RECORDS FOR THE TASK:
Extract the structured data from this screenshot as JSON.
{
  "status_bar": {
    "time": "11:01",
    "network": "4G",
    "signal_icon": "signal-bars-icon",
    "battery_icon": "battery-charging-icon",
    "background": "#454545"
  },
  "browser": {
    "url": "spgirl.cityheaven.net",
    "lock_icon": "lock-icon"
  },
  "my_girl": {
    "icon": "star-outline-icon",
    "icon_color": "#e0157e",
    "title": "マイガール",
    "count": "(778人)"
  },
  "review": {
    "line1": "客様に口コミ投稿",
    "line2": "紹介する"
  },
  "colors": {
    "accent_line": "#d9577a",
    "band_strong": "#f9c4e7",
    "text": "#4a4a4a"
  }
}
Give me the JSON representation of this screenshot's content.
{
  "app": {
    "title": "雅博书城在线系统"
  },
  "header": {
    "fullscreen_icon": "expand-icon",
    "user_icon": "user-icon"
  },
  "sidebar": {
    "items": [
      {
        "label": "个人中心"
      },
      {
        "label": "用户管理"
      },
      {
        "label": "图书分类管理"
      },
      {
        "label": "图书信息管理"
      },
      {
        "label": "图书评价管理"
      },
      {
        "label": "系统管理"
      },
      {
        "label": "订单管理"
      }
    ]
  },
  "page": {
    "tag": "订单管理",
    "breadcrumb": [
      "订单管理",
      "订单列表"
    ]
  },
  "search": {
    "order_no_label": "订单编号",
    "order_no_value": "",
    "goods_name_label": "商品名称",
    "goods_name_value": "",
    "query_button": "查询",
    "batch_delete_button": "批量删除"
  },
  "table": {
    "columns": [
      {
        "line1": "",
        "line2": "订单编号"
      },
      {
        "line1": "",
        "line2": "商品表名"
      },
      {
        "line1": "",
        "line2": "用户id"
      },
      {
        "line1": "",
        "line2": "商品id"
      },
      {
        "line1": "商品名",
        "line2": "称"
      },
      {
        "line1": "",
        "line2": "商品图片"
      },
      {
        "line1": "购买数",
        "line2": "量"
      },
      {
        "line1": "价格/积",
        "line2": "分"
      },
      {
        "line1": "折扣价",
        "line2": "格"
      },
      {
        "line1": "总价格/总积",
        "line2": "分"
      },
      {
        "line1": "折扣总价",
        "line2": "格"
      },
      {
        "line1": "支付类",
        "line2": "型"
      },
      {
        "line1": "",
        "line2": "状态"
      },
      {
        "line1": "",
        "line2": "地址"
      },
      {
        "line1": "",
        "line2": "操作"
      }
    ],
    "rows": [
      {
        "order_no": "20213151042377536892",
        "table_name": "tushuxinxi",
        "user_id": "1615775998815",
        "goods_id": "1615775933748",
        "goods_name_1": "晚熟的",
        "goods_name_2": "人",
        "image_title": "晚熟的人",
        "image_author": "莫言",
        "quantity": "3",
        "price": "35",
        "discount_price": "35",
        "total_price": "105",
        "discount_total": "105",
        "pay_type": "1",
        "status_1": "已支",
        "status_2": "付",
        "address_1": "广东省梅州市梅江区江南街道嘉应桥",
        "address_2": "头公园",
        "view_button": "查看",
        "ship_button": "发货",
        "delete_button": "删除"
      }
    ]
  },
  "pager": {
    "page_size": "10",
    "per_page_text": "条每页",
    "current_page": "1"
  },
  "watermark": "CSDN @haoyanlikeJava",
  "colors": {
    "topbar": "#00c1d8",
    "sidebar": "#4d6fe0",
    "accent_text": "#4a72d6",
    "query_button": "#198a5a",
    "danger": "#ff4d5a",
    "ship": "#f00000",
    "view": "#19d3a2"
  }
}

---

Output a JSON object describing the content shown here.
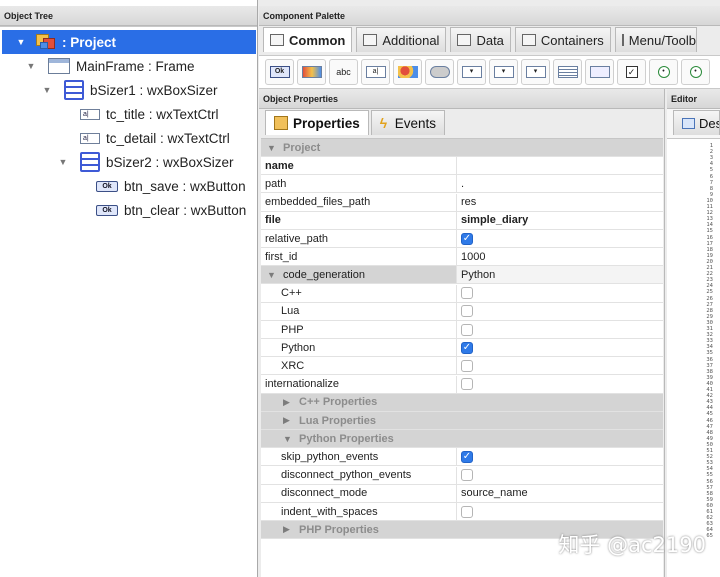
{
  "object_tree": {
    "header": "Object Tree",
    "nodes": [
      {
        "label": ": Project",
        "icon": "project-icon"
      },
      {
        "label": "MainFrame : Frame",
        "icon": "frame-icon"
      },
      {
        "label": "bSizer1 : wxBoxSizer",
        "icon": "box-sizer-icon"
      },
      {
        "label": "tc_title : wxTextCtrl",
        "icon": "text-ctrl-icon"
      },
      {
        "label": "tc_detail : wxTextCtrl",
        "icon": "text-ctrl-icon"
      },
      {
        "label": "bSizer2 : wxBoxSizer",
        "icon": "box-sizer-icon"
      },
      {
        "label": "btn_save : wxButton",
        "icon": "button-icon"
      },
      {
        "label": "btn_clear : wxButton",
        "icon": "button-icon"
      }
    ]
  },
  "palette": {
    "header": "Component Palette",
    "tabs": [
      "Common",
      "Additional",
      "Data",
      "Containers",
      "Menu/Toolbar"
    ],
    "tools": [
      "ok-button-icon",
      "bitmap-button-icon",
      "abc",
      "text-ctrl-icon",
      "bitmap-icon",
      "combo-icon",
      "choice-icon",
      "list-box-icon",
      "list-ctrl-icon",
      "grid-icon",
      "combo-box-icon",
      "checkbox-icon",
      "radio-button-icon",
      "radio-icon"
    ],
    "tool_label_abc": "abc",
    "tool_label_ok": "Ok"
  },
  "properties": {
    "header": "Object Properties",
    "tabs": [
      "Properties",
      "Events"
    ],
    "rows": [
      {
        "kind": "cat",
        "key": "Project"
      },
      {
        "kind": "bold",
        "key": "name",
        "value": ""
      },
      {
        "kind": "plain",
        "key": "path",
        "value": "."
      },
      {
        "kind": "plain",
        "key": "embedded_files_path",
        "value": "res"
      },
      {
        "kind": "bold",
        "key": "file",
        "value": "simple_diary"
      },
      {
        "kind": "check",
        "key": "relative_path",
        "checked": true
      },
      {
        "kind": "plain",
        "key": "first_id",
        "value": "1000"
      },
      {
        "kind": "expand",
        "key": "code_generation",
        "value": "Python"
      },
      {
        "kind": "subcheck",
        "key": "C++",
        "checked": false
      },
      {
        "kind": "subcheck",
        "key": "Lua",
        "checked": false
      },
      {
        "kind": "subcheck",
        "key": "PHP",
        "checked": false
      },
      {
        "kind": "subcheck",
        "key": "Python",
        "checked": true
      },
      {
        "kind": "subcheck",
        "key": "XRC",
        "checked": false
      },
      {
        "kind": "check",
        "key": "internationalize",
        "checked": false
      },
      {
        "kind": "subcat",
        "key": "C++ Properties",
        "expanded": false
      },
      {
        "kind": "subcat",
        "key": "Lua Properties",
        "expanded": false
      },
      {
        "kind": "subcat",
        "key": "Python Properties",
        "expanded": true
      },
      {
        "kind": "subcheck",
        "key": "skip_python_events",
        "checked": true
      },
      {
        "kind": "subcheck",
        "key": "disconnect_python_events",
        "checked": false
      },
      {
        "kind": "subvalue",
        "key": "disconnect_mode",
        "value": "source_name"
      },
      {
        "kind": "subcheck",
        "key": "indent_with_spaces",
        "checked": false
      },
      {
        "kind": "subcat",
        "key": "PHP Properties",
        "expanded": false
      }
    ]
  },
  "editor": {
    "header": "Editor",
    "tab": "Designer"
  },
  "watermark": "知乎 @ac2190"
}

--

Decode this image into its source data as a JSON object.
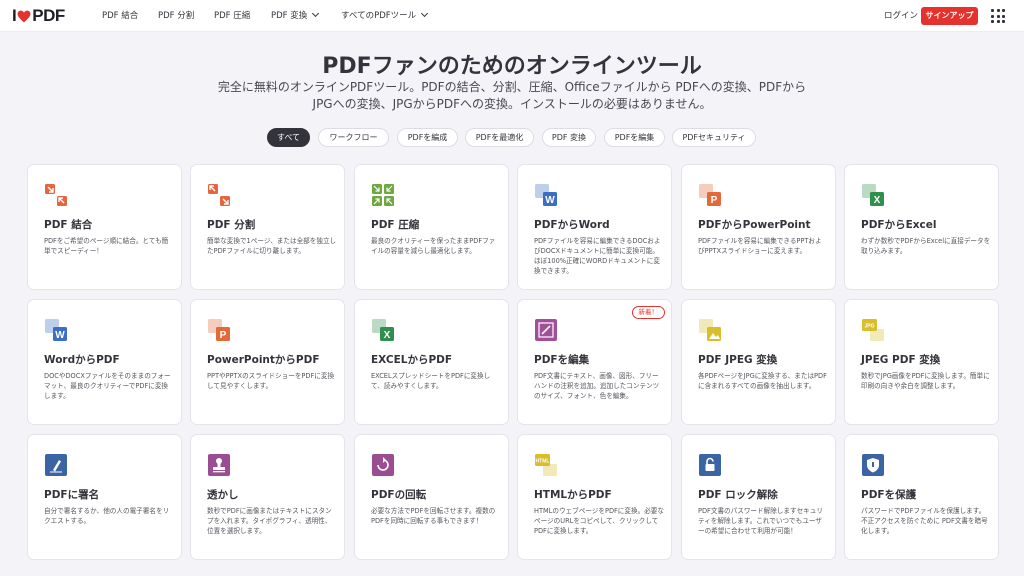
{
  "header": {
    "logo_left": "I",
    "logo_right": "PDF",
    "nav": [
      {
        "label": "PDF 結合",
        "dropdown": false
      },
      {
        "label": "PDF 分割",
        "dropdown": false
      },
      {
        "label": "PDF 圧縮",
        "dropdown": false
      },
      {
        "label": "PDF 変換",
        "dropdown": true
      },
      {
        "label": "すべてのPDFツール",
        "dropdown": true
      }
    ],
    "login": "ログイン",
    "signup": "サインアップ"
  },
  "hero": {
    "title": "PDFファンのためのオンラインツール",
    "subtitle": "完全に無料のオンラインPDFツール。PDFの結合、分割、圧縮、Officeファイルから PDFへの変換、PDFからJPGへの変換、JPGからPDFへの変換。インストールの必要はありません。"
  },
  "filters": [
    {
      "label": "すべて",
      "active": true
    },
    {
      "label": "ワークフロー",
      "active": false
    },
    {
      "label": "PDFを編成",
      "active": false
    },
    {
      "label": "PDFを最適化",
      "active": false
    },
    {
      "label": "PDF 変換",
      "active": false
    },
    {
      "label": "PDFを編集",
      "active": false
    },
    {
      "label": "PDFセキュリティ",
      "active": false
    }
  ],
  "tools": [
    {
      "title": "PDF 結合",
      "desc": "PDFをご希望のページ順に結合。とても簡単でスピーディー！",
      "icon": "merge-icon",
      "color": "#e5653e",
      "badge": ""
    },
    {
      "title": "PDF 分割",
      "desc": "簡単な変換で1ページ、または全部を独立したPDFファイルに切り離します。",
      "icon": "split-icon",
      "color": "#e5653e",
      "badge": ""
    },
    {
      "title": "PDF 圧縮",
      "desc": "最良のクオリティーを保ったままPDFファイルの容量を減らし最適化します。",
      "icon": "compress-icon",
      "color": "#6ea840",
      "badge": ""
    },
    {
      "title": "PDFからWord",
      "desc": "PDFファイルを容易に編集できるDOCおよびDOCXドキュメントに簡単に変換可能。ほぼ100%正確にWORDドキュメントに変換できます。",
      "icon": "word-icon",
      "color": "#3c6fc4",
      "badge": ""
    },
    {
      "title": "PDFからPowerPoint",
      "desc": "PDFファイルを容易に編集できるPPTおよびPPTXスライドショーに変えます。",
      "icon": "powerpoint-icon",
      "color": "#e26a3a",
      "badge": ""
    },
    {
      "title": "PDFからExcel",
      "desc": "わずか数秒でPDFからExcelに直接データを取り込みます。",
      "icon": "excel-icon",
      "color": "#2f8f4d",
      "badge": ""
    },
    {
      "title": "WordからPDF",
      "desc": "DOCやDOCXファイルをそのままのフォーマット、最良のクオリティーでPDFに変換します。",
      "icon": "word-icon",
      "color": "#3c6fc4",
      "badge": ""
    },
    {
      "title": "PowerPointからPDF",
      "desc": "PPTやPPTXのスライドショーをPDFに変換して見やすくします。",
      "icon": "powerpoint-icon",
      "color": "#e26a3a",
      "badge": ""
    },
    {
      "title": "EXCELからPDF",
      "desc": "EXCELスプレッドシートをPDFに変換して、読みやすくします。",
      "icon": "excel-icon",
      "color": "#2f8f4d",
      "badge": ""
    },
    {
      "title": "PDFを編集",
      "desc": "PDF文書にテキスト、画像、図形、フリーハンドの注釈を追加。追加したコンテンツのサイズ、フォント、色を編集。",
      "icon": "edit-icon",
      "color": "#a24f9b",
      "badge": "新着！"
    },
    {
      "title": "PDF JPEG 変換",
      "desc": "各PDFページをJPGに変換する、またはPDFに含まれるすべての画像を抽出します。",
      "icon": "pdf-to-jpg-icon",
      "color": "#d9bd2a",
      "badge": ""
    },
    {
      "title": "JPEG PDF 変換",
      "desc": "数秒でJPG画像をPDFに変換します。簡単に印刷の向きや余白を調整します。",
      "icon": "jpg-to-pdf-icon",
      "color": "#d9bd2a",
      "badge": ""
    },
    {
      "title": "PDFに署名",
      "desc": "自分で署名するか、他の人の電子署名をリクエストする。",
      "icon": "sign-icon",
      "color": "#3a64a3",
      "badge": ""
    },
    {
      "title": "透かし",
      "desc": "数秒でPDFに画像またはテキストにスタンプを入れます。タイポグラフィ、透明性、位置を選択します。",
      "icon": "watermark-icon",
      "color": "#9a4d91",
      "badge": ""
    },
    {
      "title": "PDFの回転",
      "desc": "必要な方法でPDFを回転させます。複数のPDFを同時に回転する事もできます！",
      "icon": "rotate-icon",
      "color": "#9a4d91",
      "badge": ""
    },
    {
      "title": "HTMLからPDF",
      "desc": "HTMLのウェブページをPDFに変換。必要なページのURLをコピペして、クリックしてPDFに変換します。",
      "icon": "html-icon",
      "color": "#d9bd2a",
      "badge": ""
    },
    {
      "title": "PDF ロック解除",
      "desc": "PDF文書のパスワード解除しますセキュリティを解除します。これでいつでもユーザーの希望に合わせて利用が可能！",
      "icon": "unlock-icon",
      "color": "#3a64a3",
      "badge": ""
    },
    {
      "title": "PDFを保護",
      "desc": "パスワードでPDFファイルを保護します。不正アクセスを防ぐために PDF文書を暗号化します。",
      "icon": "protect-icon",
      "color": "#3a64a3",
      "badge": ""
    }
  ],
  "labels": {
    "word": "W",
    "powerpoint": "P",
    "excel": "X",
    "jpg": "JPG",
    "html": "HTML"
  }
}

DIRECTIVE: Copy each line of the listing that contains the string "header".

EXERCISE ANSWER:
  "header": {
    "header": "Object Tree",
    "header": "Component Palette",
    "header": "Object Properties",
    "header": "Editor",
  "header": {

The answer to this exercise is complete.